(EXERCISE OBJECTIVE): Repeat the material exactly, every line of it.

(DATA IN THIS EXERCISE):
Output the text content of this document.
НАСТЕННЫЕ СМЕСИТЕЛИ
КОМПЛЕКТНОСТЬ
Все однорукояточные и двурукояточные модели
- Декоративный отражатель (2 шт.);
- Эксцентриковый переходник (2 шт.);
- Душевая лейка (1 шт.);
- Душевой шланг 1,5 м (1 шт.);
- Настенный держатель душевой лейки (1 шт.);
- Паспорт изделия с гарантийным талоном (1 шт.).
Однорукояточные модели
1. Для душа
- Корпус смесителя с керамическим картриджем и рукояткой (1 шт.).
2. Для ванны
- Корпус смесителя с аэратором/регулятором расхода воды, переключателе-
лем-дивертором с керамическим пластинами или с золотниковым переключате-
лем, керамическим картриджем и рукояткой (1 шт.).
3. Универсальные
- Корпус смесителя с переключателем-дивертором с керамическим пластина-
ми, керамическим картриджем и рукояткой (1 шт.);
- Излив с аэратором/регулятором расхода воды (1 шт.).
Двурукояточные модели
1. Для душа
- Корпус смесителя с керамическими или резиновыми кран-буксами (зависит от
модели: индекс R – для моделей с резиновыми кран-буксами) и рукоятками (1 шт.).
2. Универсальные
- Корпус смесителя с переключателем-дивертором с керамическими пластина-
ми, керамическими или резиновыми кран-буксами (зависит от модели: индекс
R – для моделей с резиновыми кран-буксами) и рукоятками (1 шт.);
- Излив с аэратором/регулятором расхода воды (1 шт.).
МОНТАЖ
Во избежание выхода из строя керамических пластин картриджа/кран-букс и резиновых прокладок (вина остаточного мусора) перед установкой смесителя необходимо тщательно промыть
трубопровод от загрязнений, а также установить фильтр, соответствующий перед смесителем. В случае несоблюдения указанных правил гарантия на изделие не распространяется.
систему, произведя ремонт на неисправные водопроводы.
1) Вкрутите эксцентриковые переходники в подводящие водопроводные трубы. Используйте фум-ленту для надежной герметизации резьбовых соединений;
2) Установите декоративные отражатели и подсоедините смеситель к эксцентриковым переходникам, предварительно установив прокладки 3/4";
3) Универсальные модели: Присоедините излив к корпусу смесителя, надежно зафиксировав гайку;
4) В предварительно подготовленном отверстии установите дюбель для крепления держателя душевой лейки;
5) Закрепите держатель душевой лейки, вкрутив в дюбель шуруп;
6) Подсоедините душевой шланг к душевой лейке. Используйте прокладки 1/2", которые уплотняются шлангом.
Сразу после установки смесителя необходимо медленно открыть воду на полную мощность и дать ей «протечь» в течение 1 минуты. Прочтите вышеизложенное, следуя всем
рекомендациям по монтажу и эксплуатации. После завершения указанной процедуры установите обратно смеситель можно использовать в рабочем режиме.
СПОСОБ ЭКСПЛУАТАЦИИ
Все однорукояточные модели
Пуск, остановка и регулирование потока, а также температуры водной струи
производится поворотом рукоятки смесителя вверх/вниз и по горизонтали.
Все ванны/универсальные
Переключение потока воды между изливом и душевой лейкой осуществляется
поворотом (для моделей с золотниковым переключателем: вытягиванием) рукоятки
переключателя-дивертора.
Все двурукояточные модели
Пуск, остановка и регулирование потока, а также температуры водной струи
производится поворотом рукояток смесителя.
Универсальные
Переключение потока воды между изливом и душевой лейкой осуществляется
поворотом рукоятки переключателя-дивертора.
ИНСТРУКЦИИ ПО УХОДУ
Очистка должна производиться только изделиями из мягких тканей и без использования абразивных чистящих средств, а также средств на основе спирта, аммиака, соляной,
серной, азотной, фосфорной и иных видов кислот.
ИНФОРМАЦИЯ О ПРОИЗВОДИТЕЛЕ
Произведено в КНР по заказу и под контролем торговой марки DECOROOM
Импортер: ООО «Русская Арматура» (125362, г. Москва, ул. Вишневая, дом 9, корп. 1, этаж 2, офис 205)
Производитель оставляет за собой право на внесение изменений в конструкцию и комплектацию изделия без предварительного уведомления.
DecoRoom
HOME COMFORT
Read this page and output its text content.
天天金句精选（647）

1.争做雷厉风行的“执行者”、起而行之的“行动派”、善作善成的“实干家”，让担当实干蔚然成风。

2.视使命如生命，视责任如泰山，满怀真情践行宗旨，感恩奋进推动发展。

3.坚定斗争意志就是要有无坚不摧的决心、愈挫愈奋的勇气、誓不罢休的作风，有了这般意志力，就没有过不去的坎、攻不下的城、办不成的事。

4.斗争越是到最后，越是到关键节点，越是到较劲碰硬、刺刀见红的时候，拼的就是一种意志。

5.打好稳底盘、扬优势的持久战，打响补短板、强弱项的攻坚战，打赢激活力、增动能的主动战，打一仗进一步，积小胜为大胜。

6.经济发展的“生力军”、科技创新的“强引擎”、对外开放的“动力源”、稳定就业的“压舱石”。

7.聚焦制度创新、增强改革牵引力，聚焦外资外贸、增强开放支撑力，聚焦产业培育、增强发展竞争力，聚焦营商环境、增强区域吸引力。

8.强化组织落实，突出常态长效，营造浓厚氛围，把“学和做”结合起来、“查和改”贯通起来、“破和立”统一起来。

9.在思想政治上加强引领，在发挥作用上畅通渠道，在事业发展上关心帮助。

(FINISHED TASK):
Output the text content of this document.
НАСТЕННЫЕ СМЕСИТЕЛИ
КОМПЛЕКТНОСТЬ
Все однорукояточные и двурукояточные модели
- Декоративный отражатель (2 шт.);
- Эксцентриковый переходник (2 шт.);
- Душевая лейка (1 шт.);
- Душевой шланг 1,5 м (1 шт.);
- Настенный держатель душевой лейки (1 шт.);
- Паспорт изделия с гарантийным талоном (1 шт.).
Однорукояточные модели
1. Для душа
- Корпус смесителя с керамическим картриджем и рукояткой (1 шт.).
2. Для ванны
- Корпус смесителя с аэратором/регулятором расхода воды, переключателе-
лем-дивертором с керамическим пластинами или с золотниковым переключате-
лем, керамическим картриджем и рукояткой (1 шт.).
3. Универсальные
- Корпус смесителя с переключателем-дивертором с керамическим пластина-
ми, керамическим картриджем и рукояткой (1 шт.);
- Излив с аэратором/регулятором расхода воды (1 шт.).
Двурукояточные модели
1. Для душа
- Корпус смесителя с керамическими или резиновыми кран-буксами (зависит от
модели: индекс R – для моделей с резиновыми кран-буксами) и рукоятками (1 шт.).
2. Универсальные
- Корпус смесителя с переключателем-дивертором с керамическими пластина-
ми, керамическими или резиновыми кран-буксами (зависит от модели: индекс
R – для моделей с резиновыми кран-буксами) и рукоятками (1 шт.);
- Излив с аэратором/регулятором расхода воды (1 шт.).
МОНТАЖ
Во избежание выхода из строя керамических пластин картриджа/кран-букс и резиновых прокладок (вина остаточного мусора) перед установкой смесителя необходимо тщательно промыть
трубопровод от загрязнений, а также установить фильтр, соответствующий перед смесителем. В случае несоблюдения указанных правил гарантия на изделие не распространяется.
систему, произведя ремонт на неисправные водопроводы.
1) Вкрутите эксцентриковые переходники в подводящие водопроводные трубы. Используйте фум-ленту для надежной герметизации резьбовых соединений;
2) Установите декоративные отражатели и подсоедините смеситель к эксцентриковым переходникам, предварительно установив прокладки 3/4";
3) Универсальные модели: Присоедините излив к корпусу смесителя, надежно зафиксировав гайку;
4) В предварительно подготовленном отверстии установите дюбель для крепления держателя душевой лейки;
5) Закрепите держатель душевой лейки, вкрутив в дюбель шуруп;
6) Подсоедините душевой шланг к душевой лейке. Используйте прокладки 1/2", которые уплотняются шлангом.
Сразу после установки смесителя необходимо медленно открыть воду на полную мощность и дать ей «протечь» в течение 1 минуты. Прочтите вышеизложенное, следуя всем
рекомендациям по монтажу и эксплуатации. После завершения указанной процедуры установите обратно смеситель можно использовать в рабочем режиме.
СПОСОБ ЭКСПЛУАТАЦИИ
Все однорукояточные модели
Пуск, остановка и регулирование потока, а также температуры водной струи
производится поворотом рукоятки смесителя вверх/вниз и по горизонтали.
Все ванны/универсальные
Переключение потока воды между изливом и душевой лейкой осуществляется
поворотом (для моделей с золотниковым переключателем: вытягиванием) рукоятки
переключателя-дивертора.
Все двурукояточные модели
Пуск, остановка и регулирование потока, а также температуры водной струи
производится поворотом рукояток смесителя.
Универсальные
Переключение потока воды между изливом и душевой лейкой осуществляется
поворотом рукоятки переключателя-дивертора.
ИНСТРУКЦИИ ПО УХОДУ
Очистка должна производиться только изделиями из мягких тканей и без использования абразивных чистящих средств, а также средств на основе спирта, аммиака, соляной,
серной, азотной, фосфорной и иных видов кислот.
ИНФОРМАЦИЯ О ПРОИЗВОДИТЕЛЕ
Произведено в КНР по заказу и под контролем торговой марки DECOROOM
Импортер: ООО «Русская Арматура» (125362, г. Москва, ул. Вишневая, дом 9, корп. 1, этаж 2, офис 205)
Производитель оставляет за собой право на внесение изменений в конструкцию и комплектацию изделия без предварительного уведомления.
DecoRoom
HOME COMFORT
Read this page and output its text content.
天天金句精选（647）

1.争做雷厉风行的“执行者”、起而行之的“行动派”、善作善成的“实干家”，让担当实干蔚然成风。

2.视使命如生命，视责任如泰山，满怀真情践行宗旨，感恩奋进推动发展。

3.坚定斗争意志就是要有无坚不摧的决心、愈挫愈奋的勇气、誓不罢休的作风，有了这般意志力，就没有过不去的坎、攻不下的城、办不成的事。

4.斗争越是到最后，越是到关键节点，越是到较劲碰硬、刺刀见红的时候，拼的就是一种意志。

5.打好稳底盘、扬优势的持久战，打响补短板、强弱项的攻坚战，打赢激活力、增动能的主动战，打一仗进一步，积小胜为大胜。

6.经济发展的“生力军”、科技创新的“强引擎”、对外开放的“动力源”、稳定就业的“压舱石”。

7.聚焦制度创新、增强改革牵引力，聚焦外资外贸、增强开放支撑力，聚焦产业培育、增强发展竞争力，聚焦营商环境、增强区域吸引力。

8.强化组织落实，突出常态长效，营造浓厚氛围，把“学和做”结合起来、“查和改”贯通起来、“破和立”统一起来。

9.在思想政治上加强引领，在发挥作用上畅通渠道，在事业发展上关心帮助。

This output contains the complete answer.